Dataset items
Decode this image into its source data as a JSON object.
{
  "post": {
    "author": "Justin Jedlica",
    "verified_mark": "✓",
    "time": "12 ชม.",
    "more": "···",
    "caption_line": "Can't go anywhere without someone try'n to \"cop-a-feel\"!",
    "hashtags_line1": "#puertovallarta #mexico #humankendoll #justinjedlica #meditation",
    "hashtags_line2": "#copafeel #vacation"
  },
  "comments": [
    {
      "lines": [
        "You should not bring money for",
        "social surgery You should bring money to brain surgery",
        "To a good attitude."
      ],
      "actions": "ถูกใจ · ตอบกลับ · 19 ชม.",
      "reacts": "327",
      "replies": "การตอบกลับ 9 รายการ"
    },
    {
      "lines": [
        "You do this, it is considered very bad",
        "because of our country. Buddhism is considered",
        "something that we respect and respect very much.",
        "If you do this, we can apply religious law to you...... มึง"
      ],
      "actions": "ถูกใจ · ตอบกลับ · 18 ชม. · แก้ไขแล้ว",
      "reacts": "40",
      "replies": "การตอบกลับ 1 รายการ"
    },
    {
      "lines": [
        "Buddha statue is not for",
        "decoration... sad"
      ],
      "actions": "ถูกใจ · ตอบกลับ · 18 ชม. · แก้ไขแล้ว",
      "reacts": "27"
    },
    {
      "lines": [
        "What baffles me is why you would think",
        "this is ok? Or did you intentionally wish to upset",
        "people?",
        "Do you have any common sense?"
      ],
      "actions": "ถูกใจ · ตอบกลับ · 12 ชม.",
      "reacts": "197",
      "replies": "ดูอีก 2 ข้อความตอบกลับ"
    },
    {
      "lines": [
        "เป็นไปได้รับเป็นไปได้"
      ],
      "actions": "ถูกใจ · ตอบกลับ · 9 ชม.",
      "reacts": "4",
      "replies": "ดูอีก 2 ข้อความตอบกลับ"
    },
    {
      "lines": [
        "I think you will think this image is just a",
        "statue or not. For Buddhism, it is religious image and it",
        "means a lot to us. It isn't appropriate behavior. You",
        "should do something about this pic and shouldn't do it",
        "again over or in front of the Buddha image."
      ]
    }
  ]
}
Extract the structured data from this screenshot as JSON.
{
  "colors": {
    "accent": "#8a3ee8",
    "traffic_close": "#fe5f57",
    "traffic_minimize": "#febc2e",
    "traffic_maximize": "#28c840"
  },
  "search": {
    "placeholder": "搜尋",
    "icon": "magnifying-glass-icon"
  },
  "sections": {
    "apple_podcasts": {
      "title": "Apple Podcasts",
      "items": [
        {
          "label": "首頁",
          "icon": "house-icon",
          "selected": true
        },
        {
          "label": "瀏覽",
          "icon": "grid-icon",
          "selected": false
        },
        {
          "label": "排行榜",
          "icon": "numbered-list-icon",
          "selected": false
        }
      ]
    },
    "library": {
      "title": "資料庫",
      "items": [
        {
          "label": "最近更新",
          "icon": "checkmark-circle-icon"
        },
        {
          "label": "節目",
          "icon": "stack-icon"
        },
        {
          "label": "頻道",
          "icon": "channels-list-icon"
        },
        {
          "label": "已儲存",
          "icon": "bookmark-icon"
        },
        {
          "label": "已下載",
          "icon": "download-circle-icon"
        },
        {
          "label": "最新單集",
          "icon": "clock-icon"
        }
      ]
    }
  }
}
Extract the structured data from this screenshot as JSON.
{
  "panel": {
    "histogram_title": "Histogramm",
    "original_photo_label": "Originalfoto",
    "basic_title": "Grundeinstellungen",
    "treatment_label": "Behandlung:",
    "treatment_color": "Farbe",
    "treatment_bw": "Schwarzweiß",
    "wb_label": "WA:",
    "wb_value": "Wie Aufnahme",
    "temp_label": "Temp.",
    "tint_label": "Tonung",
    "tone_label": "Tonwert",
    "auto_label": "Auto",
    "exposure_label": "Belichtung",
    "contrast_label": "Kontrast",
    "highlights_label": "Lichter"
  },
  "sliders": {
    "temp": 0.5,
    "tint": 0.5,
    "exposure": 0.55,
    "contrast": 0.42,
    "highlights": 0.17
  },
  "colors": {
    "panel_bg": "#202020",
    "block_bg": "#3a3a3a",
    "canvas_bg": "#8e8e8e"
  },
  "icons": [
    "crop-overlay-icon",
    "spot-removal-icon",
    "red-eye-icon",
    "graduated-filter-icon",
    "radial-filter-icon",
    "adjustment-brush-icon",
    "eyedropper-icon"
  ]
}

PROBLEM TO SOLVE:
Every entry above needs to be quoted exactly.

SOLUTION BELOW:
Decode this image into its source data as a JSON object.
{
  "post": {
    "author": "Justin Jedlica",
    "verified_mark": "✓",
    "time": "12 ชม.",
    "more": "···",
    "caption_line": "Can't go anywhere without someone try'n to \"cop-a-feel\"!",
    "hashtags_line1": "#puertovallarta #mexico #humankendoll #justinjedlica #meditation",
    "hashtags_line2": "#copafeel #vacation"
  },
  "comments": [
    {
      "lines": [
        "You should not bring money for",
        "social surgery You should bring money to brain surgery",
        "To a good attitude."
      ],
      "actions": "ถูกใจ · ตอบกลับ · 19 ชม.",
      "reacts": "327",
      "replies": "การตอบกลับ 9 รายการ"
    },
    {
      "lines": [
        "You do this, it is considered very bad",
        "because of our country. Buddhism is considered",
        "something that we respect and respect very much.",
        "If you do this, we can apply religious law to you...... มึง"
      ],
      "actions": "ถูกใจ · ตอบกลับ · 18 ชม. · แก้ไขแล้ว",
      "reacts": "40",
      "replies": "การตอบกลับ 1 รายการ"
    },
    {
      "lines": [
        "Buddha statue is not for",
        "decoration... sad"
      ],
      "actions": "ถูกใจ · ตอบกลับ · 18 ชม. · แก้ไขแล้ว",
      "reacts": "27"
    },
    {
      "lines": [
        "What baffles me is why you would think",
        "this is ok? Or did you intentionally wish to upset",
        "people?",
        "Do you have any common sense?"
      ],
      "actions": "ถูกใจ · ตอบกลับ · 12 ชม.",
      "reacts": "197",
      "replies": "ดูอีก 2 ข้อความตอบกลับ"
    },
    {
      "lines": [
        "เป็นไปได้รับเป็นไปได้"
      ],
      "actions": "ถูกใจ · ตอบกลับ · 9 ชม.",
      "reacts": "4",
      "replies": "ดูอีก 2 ข้อความตอบกลับ"
    },
    {
      "lines": [
        "I think you will think this image is just a",
        "statue or not. For Buddhism, it is religious image and it",
        "means a lot to us. It isn't appropriate behavior. You",
        "should do something about this pic and shouldn't do it",
        "again over or in front of the Buddha image."
      ]
    }
  ]
}
Extract the structured data from this screenshot as JSON.
{
  "colors": {
    "accent": "#8a3ee8",
    "traffic_close": "#fe5f57",
    "traffic_minimize": "#febc2e",
    "traffic_maximize": "#28c840"
  },
  "search": {
    "placeholder": "搜尋",
    "icon": "magnifying-glass-icon"
  },
  "sections": {
    "apple_podcasts": {
      "title": "Apple Podcasts",
      "items": [
        {
          "label": "首頁",
          "icon": "house-icon",
          "selected": true
        },
        {
          "label": "瀏覽",
          "icon": "grid-icon",
          "selected": false
        },
        {
          "label": "排行榜",
          "icon": "numbered-list-icon",
          "selected": false
        }
      ]
    },
    "library": {
      "title": "資料庫",
      "items": [
        {
          "label": "最近更新",
          "icon": "checkmark-circle-icon"
        },
        {
          "label": "節目",
          "icon": "stack-icon"
        },
        {
          "label": "頻道",
          "icon": "channels-list-icon"
        },
        {
          "label": "已儲存",
          "icon": "bookmark-icon"
        },
        {
          "label": "已下載",
          "icon": "download-circle-icon"
        },
        {
          "label": "最新單集",
          "icon": "clock-icon"
        }
      ]
    }
  }
}
Extract the structured data from this screenshot as JSON.
{
  "panel": {
    "histogram_title": "Histogramm",
    "original_photo_label": "Originalfoto",
    "basic_title": "Grundeinstellungen",
    "treatment_label": "Behandlung:",
    "treatment_color": "Farbe",
    "treatment_bw": "Schwarzweiß",
    "wb_label": "WA:",
    "wb_value": "Wie Aufnahme",
    "temp_label": "Temp.",
    "tint_label": "Tonung",
    "tone_label": "Tonwert",
    "auto_label": "Auto",
    "exposure_label": "Belichtung",
    "contrast_label": "Kontrast",
    "highlights_label": "Lichter"
  },
  "sliders": {
    "temp": 0.5,
    "tint": 0.5,
    "exposure": 0.55,
    "contrast": 0.42,
    "highlights": 0.17
  },
  "colors": {
    "panel_bg": "#202020",
    "block_bg": "#3a3a3a",
    "canvas_bg": "#8e8e8e"
  },
  "icons": [
    "crop-overlay-icon",
    "spot-removal-icon",
    "red-eye-icon",
    "graduated-filter-icon",
    "radial-filter-icon",
    "adjustment-brush-icon",
    "eyedropper-icon"
  ]
}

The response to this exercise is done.